Retype each line of the material exactly, please, skipping any picture in it.

=====

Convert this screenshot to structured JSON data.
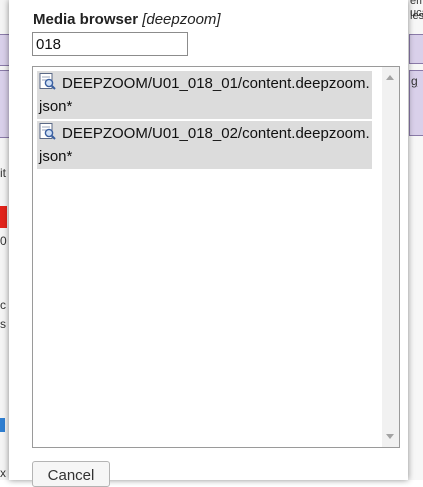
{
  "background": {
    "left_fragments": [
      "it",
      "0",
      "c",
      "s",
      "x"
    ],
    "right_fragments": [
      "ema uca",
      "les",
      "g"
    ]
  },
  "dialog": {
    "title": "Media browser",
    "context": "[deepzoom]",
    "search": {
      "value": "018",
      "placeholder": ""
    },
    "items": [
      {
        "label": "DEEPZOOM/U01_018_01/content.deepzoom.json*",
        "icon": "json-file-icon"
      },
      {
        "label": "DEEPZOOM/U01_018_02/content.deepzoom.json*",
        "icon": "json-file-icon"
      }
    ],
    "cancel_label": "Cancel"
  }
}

=====

* _Output below_
Convert this screenshot to structured JSON data.
{
  "background": {
    "left_fragments": [
      "it",
      "0",
      "c",
      "s",
      "x"
    ],
    "right_fragments": [
      "ema uca",
      "les",
      "g"
    ]
  },
  "dialog": {
    "title": "Media browser",
    "context": "[deepzoom]",
    "search": {
      "value": "018",
      "placeholder": ""
    },
    "items": [
      {
        "label": "DEEPZOOM/U01_018_01/content.deepzoom.json*",
        "icon": "json-file-icon"
      },
      {
        "label": "DEEPZOOM/U01_018_02/content.deepzoom.json*",
        "icon": "json-file-icon"
      }
    ],
    "cancel_label": "Cancel"
  }
}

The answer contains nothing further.